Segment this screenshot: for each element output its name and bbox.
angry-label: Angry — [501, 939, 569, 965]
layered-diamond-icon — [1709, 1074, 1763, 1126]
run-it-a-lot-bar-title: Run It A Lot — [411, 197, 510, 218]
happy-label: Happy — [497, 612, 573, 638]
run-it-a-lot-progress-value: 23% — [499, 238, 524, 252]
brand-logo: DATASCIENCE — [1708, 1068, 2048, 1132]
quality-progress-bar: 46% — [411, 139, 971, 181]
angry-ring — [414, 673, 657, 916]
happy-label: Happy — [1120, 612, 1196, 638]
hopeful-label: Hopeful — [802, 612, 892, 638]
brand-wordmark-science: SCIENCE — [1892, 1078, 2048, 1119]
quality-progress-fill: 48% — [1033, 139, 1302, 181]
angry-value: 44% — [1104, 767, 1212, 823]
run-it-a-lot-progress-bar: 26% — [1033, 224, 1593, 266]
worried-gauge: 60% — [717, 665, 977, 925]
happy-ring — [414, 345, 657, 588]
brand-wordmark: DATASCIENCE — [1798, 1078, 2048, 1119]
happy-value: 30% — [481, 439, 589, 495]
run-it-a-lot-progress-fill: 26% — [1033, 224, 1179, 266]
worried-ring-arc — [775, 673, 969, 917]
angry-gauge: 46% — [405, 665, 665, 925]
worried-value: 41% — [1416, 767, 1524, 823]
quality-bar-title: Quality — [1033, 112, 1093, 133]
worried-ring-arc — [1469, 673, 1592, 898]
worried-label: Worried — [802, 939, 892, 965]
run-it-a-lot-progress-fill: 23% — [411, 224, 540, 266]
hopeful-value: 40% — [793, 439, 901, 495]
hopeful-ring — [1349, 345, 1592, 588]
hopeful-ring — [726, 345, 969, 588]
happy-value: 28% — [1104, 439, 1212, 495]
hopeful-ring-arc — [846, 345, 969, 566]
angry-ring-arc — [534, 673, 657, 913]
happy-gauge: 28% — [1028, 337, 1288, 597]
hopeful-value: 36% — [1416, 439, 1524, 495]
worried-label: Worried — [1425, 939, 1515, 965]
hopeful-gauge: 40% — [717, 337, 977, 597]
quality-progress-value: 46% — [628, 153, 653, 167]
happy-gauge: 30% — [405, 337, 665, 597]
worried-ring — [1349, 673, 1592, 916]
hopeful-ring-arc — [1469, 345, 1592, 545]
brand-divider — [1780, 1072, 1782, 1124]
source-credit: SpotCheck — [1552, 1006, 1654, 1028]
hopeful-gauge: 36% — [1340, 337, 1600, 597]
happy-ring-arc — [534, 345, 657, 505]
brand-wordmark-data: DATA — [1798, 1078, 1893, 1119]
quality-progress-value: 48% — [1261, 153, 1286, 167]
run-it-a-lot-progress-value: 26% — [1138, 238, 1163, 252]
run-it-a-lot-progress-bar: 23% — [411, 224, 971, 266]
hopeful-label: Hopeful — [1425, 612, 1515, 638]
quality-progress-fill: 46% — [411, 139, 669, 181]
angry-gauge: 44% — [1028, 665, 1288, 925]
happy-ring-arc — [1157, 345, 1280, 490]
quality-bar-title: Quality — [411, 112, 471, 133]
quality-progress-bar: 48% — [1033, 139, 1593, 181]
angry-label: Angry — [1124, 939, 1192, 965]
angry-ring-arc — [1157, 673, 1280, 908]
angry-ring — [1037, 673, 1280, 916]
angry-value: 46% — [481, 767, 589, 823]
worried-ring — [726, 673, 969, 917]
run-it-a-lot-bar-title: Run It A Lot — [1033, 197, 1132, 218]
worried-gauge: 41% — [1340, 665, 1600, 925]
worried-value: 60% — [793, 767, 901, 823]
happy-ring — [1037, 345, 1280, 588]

### [Task description]
Copy every line of the data above word for word, with nothing added, dropped or changed.

### [Expected output]
Segment this screenshot: for each element output its name and bbox.
angry-label: Angry — [501, 939, 569, 965]
layered-diamond-icon — [1709, 1074, 1763, 1126]
run-it-a-lot-bar-title: Run It A Lot — [411, 197, 510, 218]
happy-label: Happy — [497, 612, 573, 638]
run-it-a-lot-progress-value: 23% — [499, 238, 524, 252]
brand-logo: DATASCIENCE — [1708, 1068, 2048, 1132]
quality-progress-bar: 46% — [411, 139, 971, 181]
angry-ring — [414, 673, 657, 916]
happy-label: Happy — [1120, 612, 1196, 638]
hopeful-label: Hopeful — [802, 612, 892, 638]
brand-wordmark-science: SCIENCE — [1892, 1078, 2048, 1119]
quality-progress-fill: 48% — [1033, 139, 1302, 181]
angry-value: 44% — [1104, 767, 1212, 823]
run-it-a-lot-progress-bar: 26% — [1033, 224, 1593, 266]
worried-gauge: 60% — [717, 665, 977, 925]
happy-ring — [414, 345, 657, 588]
brand-wordmark: DATASCIENCE — [1798, 1078, 2048, 1119]
happy-value: 30% — [481, 439, 589, 495]
run-it-a-lot-progress-fill: 26% — [1033, 224, 1179, 266]
worried-ring-arc — [775, 673, 969, 917]
angry-gauge: 46% — [405, 665, 665, 925]
worried-value: 41% — [1416, 767, 1524, 823]
quality-bar-title: Quality — [1033, 112, 1093, 133]
worried-ring-arc — [1469, 673, 1592, 898]
worried-label: Worried — [802, 939, 892, 965]
run-it-a-lot-progress-fill: 23% — [411, 224, 540, 266]
hopeful-value: 40% — [793, 439, 901, 495]
hopeful-ring — [1349, 345, 1592, 588]
hopeful-ring — [726, 345, 969, 588]
happy-value: 28% — [1104, 439, 1212, 495]
hopeful-ring-arc — [846, 345, 969, 566]
angry-ring-arc — [534, 673, 657, 913]
happy-gauge: 28% — [1028, 337, 1288, 597]
hopeful-value: 36% — [1416, 439, 1524, 495]
worried-label: Worried — [1425, 939, 1515, 965]
hopeful-gauge: 40% — [717, 337, 977, 597]
quality-progress-value: 46% — [628, 153, 653, 167]
happy-gauge: 30% — [405, 337, 665, 597]
worried-ring — [1349, 673, 1592, 916]
hopeful-ring-arc — [1469, 345, 1592, 545]
brand-divider — [1780, 1072, 1782, 1124]
source-credit: SpotCheck — [1552, 1006, 1654, 1028]
hopeful-gauge: 36% — [1340, 337, 1600, 597]
happy-ring-arc — [534, 345, 657, 505]
brand-wordmark-data: DATA — [1798, 1078, 1893, 1119]
quality-progress-value: 48% — [1261, 153, 1286, 167]
run-it-a-lot-progress-value: 26% — [1138, 238, 1163, 252]
run-it-a-lot-progress-bar: 23% — [411, 224, 971, 266]
hopeful-label: Hopeful — [1425, 612, 1515, 638]
quality-progress-fill: 46% — [411, 139, 669, 181]
angry-gauge: 44% — [1028, 665, 1288, 925]
happy-ring-arc — [1157, 345, 1280, 490]
quality-bar-title: Quality — [411, 112, 471, 133]
quality-progress-bar: 48% — [1033, 139, 1593, 181]
angry-label: Angry — [1124, 939, 1192, 965]
angry-ring-arc — [1157, 673, 1280, 908]
angry-ring — [1037, 673, 1280, 916]
angry-value: 46% — [481, 767, 589, 823]
worried-ring — [726, 673, 969, 917]
run-it-a-lot-bar-title: Run It A Lot — [1033, 197, 1132, 218]
worried-gauge: 41% — [1340, 665, 1600, 925]
worried-value: 60% — [793, 767, 901, 823]
happy-ring — [1037, 345, 1280, 588]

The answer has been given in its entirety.